Which lines hold the word "company"? Copy each of them.

> _Data lines_

============

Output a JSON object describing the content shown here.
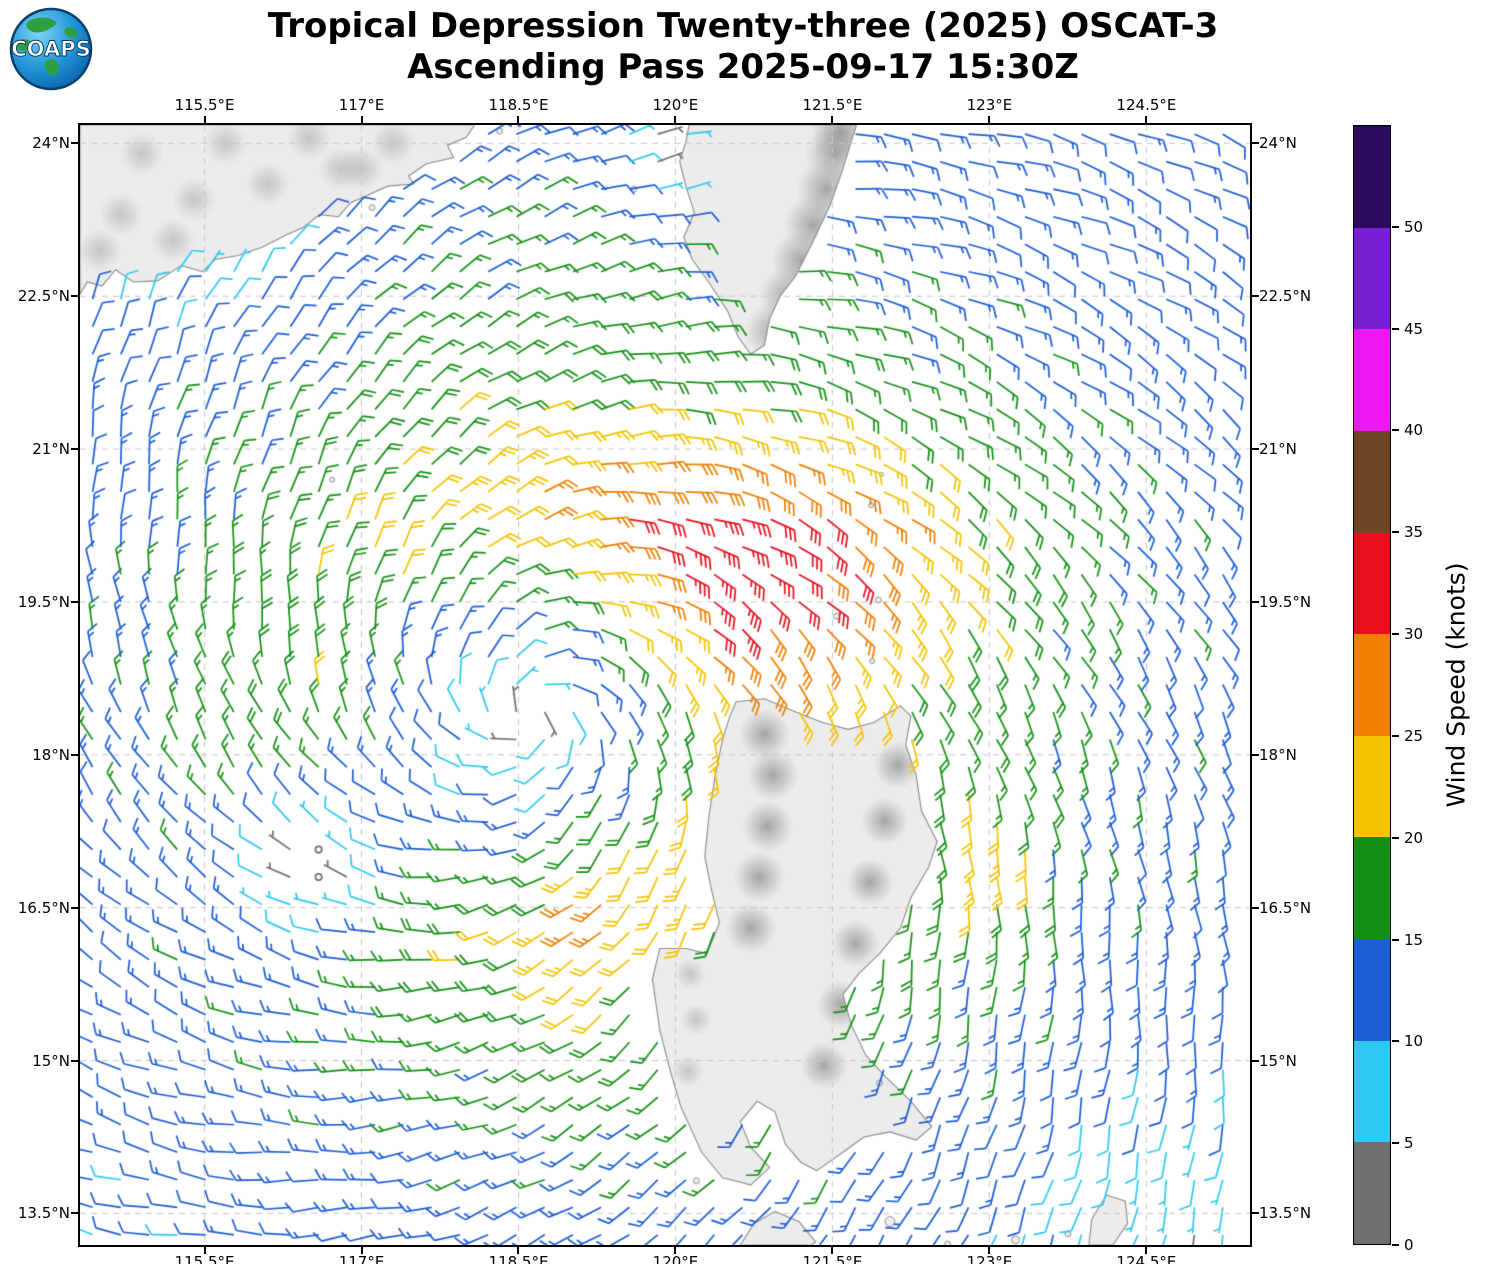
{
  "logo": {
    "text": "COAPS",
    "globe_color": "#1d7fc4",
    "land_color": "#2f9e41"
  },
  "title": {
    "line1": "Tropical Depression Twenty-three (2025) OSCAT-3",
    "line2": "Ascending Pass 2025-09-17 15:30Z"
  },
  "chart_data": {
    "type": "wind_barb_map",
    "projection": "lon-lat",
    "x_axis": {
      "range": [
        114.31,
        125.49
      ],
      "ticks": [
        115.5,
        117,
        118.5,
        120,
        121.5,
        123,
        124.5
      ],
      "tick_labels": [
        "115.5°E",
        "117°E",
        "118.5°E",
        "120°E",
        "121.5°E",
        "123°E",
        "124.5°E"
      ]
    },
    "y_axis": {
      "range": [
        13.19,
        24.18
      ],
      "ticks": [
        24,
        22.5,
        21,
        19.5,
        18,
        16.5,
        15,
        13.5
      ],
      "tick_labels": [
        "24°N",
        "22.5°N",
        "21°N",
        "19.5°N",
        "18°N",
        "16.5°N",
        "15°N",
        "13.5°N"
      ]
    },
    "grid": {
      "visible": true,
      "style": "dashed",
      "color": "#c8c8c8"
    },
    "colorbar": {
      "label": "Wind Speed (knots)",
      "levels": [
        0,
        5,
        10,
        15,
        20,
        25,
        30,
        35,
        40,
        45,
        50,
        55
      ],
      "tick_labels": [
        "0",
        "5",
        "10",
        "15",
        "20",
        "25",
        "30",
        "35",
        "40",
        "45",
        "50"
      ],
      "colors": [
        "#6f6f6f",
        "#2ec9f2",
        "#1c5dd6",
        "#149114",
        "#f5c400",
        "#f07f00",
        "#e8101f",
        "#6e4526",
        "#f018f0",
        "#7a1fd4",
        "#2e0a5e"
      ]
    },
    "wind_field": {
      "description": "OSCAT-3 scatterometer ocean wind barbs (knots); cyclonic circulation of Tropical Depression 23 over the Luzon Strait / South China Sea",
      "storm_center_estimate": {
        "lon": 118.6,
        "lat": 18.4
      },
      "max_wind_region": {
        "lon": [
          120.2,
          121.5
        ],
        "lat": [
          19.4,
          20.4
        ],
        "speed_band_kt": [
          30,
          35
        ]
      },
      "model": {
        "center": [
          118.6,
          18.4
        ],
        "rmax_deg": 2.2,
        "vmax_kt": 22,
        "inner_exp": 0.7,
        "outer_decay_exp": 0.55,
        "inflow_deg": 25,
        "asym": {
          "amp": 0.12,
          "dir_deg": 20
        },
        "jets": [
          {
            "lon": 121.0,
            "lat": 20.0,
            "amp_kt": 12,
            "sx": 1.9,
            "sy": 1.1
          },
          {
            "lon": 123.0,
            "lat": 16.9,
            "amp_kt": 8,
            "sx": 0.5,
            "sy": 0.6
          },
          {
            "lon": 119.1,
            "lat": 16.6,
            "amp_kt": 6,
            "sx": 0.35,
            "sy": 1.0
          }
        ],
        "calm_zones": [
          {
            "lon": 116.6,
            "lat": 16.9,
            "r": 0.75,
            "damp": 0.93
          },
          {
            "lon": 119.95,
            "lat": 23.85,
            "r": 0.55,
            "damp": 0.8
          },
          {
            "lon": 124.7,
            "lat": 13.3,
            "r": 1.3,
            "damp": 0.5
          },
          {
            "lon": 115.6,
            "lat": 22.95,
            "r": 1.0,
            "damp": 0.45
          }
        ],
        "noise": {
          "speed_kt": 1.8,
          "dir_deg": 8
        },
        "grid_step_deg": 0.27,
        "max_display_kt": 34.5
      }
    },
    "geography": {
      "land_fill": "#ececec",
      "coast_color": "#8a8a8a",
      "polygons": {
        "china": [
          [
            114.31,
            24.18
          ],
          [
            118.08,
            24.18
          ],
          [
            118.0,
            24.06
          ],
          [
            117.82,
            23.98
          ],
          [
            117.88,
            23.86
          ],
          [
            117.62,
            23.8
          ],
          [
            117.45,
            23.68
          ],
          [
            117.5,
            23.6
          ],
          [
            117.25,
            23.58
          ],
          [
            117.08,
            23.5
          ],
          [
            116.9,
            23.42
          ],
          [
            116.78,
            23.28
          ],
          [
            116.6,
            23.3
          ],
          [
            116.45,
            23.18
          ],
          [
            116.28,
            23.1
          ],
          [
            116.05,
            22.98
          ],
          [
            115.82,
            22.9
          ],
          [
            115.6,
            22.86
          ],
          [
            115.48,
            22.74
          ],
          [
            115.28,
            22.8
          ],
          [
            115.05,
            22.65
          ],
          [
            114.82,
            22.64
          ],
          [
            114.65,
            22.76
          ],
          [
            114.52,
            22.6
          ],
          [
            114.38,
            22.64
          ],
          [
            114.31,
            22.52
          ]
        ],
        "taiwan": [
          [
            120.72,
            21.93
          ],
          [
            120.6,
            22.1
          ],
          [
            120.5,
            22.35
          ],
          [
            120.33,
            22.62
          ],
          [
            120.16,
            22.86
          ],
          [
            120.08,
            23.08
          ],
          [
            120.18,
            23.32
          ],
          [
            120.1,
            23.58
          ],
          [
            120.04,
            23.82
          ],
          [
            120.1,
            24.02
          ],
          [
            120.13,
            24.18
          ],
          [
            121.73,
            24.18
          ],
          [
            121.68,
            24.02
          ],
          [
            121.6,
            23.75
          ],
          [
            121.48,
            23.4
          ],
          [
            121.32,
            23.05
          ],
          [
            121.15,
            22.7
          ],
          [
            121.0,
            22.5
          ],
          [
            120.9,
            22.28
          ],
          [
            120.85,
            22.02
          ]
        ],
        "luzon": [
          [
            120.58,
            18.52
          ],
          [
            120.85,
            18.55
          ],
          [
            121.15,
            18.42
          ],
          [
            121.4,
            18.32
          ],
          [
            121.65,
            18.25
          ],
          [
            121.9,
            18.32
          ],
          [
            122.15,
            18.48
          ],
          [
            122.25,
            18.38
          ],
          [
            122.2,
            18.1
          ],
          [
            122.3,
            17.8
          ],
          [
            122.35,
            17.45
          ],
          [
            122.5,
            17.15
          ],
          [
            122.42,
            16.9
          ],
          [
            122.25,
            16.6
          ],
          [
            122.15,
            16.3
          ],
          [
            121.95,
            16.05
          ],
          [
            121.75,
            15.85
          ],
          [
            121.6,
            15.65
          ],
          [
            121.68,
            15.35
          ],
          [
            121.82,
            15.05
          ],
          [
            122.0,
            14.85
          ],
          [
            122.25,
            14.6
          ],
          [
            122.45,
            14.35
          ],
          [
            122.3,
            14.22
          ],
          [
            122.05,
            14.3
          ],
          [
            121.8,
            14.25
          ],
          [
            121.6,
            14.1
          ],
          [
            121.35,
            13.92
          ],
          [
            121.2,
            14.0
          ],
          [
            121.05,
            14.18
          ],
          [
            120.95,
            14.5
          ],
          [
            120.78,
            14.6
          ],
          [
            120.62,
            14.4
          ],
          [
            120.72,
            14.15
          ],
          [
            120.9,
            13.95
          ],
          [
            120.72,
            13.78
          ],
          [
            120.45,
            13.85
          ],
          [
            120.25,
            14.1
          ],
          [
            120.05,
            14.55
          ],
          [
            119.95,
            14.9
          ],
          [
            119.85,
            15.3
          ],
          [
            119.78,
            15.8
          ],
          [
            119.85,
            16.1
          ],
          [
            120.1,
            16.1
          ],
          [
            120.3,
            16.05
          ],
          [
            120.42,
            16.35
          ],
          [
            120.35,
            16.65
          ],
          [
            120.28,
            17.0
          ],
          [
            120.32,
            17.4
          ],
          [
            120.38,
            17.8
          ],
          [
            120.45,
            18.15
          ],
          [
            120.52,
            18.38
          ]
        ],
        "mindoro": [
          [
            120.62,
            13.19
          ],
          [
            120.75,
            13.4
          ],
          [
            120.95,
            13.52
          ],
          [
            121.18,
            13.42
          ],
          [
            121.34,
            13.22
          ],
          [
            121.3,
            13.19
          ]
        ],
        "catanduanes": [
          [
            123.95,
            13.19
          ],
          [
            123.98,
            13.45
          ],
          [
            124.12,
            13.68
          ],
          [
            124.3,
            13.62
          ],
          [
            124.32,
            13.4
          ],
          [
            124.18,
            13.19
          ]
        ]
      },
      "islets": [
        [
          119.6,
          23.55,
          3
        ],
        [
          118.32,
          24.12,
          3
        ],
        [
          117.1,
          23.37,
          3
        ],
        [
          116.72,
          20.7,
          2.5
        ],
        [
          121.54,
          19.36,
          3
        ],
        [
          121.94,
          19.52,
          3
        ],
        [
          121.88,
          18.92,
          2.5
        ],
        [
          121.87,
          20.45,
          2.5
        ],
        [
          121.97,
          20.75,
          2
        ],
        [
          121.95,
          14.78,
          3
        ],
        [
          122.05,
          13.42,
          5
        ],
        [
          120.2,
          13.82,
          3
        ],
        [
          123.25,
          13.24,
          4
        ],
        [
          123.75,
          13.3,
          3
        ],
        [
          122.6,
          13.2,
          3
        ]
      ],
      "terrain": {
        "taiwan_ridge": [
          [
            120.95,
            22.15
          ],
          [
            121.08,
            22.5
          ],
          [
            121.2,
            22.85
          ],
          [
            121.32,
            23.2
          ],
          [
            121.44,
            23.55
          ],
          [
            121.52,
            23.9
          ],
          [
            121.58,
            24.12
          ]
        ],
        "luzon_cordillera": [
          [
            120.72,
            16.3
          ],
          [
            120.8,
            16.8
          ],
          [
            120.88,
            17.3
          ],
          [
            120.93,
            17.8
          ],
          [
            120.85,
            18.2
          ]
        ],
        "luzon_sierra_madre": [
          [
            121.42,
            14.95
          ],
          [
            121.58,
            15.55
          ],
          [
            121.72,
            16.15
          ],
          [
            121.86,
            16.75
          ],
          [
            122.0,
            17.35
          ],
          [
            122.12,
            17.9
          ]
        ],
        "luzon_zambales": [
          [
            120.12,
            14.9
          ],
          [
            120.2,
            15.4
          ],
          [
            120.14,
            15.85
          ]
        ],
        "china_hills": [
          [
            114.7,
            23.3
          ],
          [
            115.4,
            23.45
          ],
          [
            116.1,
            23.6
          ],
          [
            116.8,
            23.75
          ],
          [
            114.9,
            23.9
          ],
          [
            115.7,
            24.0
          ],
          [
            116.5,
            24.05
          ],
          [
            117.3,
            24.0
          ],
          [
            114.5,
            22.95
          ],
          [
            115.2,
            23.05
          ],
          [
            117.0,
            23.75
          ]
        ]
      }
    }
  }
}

============

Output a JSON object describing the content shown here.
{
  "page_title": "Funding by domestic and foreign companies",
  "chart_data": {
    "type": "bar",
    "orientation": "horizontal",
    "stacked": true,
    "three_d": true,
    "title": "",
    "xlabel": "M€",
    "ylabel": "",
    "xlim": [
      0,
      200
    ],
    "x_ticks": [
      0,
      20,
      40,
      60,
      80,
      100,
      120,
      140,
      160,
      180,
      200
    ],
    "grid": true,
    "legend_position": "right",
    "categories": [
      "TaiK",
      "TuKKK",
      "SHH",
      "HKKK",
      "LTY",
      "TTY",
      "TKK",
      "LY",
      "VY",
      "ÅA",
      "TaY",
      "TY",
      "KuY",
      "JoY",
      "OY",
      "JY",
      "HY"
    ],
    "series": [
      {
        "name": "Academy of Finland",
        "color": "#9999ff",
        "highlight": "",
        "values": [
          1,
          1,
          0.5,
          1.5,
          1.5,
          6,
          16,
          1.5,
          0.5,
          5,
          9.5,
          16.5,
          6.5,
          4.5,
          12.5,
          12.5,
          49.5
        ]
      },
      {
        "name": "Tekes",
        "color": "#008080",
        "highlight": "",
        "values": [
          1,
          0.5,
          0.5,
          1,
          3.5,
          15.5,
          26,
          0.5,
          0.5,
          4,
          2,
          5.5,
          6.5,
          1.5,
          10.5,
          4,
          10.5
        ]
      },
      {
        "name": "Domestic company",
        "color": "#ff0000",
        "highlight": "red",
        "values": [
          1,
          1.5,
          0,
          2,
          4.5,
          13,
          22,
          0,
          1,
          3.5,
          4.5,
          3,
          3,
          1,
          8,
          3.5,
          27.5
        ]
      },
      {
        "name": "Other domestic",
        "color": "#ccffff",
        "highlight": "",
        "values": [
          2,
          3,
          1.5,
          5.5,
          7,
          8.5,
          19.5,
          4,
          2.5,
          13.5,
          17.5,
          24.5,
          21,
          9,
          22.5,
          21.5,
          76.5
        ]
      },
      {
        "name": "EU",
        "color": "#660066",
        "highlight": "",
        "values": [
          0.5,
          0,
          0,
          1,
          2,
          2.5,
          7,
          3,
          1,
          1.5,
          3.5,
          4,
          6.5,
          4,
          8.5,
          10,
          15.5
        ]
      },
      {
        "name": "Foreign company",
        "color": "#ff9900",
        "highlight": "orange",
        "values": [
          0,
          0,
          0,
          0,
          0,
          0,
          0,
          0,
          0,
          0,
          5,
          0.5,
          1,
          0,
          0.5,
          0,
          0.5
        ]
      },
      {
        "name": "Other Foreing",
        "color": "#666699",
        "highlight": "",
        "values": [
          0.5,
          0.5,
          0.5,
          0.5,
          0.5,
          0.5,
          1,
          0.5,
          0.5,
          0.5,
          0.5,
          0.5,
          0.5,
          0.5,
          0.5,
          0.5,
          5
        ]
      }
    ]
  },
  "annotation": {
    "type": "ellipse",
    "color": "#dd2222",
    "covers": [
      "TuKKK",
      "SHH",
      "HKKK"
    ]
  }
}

============

> _Completed exercise_
        "name": "Domestic company",
        "name": "Foreign company",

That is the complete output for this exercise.